Exercise aim | Retype every entry in its entirety, without alteration.

── Input material

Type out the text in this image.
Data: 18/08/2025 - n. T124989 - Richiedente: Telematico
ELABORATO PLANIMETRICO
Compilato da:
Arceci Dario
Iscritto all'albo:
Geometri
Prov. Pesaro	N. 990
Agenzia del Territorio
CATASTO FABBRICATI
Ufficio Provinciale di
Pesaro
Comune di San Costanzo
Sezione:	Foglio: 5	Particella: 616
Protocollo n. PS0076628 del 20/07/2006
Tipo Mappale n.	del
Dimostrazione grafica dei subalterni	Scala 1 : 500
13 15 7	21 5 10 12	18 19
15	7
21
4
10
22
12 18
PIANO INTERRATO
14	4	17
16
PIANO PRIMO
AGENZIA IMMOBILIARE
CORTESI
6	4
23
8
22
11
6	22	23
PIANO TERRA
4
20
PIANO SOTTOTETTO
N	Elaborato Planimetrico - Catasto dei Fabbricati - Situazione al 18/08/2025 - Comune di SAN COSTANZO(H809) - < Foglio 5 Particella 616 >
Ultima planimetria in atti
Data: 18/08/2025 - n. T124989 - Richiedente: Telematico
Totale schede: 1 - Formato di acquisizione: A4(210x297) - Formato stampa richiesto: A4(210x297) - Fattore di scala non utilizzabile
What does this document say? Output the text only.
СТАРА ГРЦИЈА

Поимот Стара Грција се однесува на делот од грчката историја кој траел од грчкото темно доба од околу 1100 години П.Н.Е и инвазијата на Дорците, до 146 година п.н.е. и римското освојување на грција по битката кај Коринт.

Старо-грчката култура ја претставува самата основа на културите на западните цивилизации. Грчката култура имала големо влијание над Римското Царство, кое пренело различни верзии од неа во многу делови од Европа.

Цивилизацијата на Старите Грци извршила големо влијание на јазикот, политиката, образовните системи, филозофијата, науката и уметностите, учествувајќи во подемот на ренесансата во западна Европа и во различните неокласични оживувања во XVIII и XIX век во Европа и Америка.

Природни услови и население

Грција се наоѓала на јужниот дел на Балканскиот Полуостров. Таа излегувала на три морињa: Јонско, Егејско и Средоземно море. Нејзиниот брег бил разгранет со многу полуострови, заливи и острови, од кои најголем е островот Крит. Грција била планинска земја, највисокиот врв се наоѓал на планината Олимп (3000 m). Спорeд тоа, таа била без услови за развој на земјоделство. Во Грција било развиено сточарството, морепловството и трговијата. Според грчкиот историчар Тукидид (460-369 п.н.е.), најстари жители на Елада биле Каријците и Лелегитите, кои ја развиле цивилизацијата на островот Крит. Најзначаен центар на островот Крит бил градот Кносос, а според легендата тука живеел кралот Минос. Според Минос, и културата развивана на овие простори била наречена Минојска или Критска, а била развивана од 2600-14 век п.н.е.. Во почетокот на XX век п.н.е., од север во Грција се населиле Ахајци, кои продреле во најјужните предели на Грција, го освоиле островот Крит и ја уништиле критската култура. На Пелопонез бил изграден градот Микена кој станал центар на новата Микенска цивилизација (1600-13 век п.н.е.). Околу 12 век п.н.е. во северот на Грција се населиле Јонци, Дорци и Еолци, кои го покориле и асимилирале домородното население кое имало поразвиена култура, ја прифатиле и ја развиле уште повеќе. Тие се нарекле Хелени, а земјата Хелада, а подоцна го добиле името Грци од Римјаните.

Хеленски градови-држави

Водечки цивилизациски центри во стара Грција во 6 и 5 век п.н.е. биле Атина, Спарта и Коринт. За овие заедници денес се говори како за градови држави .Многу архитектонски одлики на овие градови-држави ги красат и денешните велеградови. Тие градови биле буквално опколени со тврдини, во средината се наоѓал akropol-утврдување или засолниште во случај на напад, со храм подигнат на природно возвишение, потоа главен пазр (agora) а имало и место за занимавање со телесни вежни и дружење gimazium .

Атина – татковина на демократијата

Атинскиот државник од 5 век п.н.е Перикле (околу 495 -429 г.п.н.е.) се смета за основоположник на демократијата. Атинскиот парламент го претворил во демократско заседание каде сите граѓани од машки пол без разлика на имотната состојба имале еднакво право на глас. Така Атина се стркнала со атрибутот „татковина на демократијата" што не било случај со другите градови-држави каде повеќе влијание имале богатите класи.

────

Task result |
Type out the text in this image.
Data: 18/08/2025 - n. T124989 - Richiedente: Telematico
ELABORATO PLANIMETRICO
Compilato da:
Arceci Dario
Iscritto all'albo:
Geometri
Prov. Pesaro	N. 990
Agenzia del Territorio
CATASTO FABBRICATI
Ufficio Provinciale di
Pesaro
Comune di San Costanzo
Sezione:	Foglio: 5	Particella: 616
Protocollo n. PS0076628 del 20/07/2006
Tipo Mappale n.	del
Dimostrazione grafica dei subalterni	Scala 1 : 500
13 15 7	21 5 10 12	18 19
15	7
21
4
10
22
12 18
PIANO INTERRATO
14	4	17
16
PIANO PRIMO
AGENZIA IMMOBILIARE
CORTESI
6	4
23
8
22
11
6	22	23
PIANO TERRA
4
20
PIANO SOTTOTETTO
N	Elaborato Planimetrico - Catasto dei Fabbricati - Situazione al 18/08/2025 - Comune di SAN COSTANZO(H809) - < Foglio 5 Particella 616 >
Ultima planimetria in atti
Data: 18/08/2025 - n. T124989 - Richiedente: Telematico
Totale schede: 1 - Formato di acquisizione: A4(210x297) - Formato stampa richiesto: A4(210x297) - Fattore di scala non utilizzabile
What does this document say? Output the text only.
СТАРА ГРЦИЈА

Поимот Стара Грција се однесува на делот од грчката историја кој траел од грчкото темно доба од околу 1100 години П.Н.Е и инвазијата на Дорците, до 146 година п.н.е. и римското освојување на грција по битката кај Коринт.

Старо-грчката култура ја претставува самата основа на културите на западните цивилизации. Грчката култура имала големо влијание над Римското Царство, кое пренело различни верзии од неа во многу делови од Европа.

Цивилизацијата на Старите Грци извршила големо влијание на јазикот, политиката, образовните системи, филозофијата, науката и уметностите, учествувајќи во подемот на ренесансата во западна Европа и во различните неокласични оживувања во XVIII и XIX век во Европа и Америка.

Природни услови и население

Грција се наоѓала на јужниот дел на Балканскиот Полуостров. Таа излегувала на три морињa: Јонско, Егејско и Средоземно море. Нејзиниот брег бил разгранет со многу полуострови, заливи и острови, од кои најголем е островот Крит. Грција била планинска земја, највисокиот врв се наоѓал на планината Олимп (3000 m). Спорeд тоа, таа била без услови за развој на земјоделство. Во Грција било развиено сточарството, морепловството и трговијата. Според грчкиот историчар Тукидид (460-369 п.н.е.), најстари жители на Елада биле Каријците и Лелегитите, кои ја развиле цивилизацијата на островот Крит. Најзначаен центар на островот Крит бил градот Кносос, а според легендата тука живеел кралот Минос. Според Минос, и културата развивана на овие простори била наречена Минојска или Критска, а била развивана од 2600-14 век п.н.е.. Во почетокот на XX век п.н.е., од север во Грција се населиле Ахајци, кои продреле во најјужните предели на Грција, го освоиле островот Крит и ја уништиле критската култура. На Пелопонез бил изграден градот Микена кој станал центар на новата Микенска цивилизација (1600-13 век п.н.е.). Околу 12 век п.н.е. во северот на Грција се населиле Јонци, Дорци и Еолци, кои го покориле и асимилирале домородното население кое имало поразвиена култура, ја прифатиле и ја развиле уште повеќе. Тие се нарекле Хелени, а земјата Хелада, а подоцна го добиле името Грци од Римјаните.

Хеленски градови-држави

Водечки цивилизациски центри во стара Грција во 6 и 5 век п.н.е. биле Атина, Спарта и Коринт. За овие заедници денес се говори како за градови држави .Многу архитектонски одлики на овие градови-држави ги красат и денешните велеградови. Тие градови биле буквално опколени со тврдини, во средината се наоѓал akropol-утврдување или засолниште во случај на напад, со храм подигнат на природно возвишение, потоа главен пазр (agora) а имало и место за занимавање со телесни вежни и дружење gimazium .

Атина – татковина на демократијата

Атинскиот државник од 5 век п.н.е Перикле (околу 495 -429 г.п.н.е.) се смета за основоположник на демократијата. Атинскиот парламент го претворил во демократско заседание каде сите граѓани од машки пол без разлика на имотната состојба имале еднакво право на глас. Така Атина се стркнала со атрибутот „татковина на демократијата" што не било случај со другите градови-држави каде повеќе влијание имале богатите класи.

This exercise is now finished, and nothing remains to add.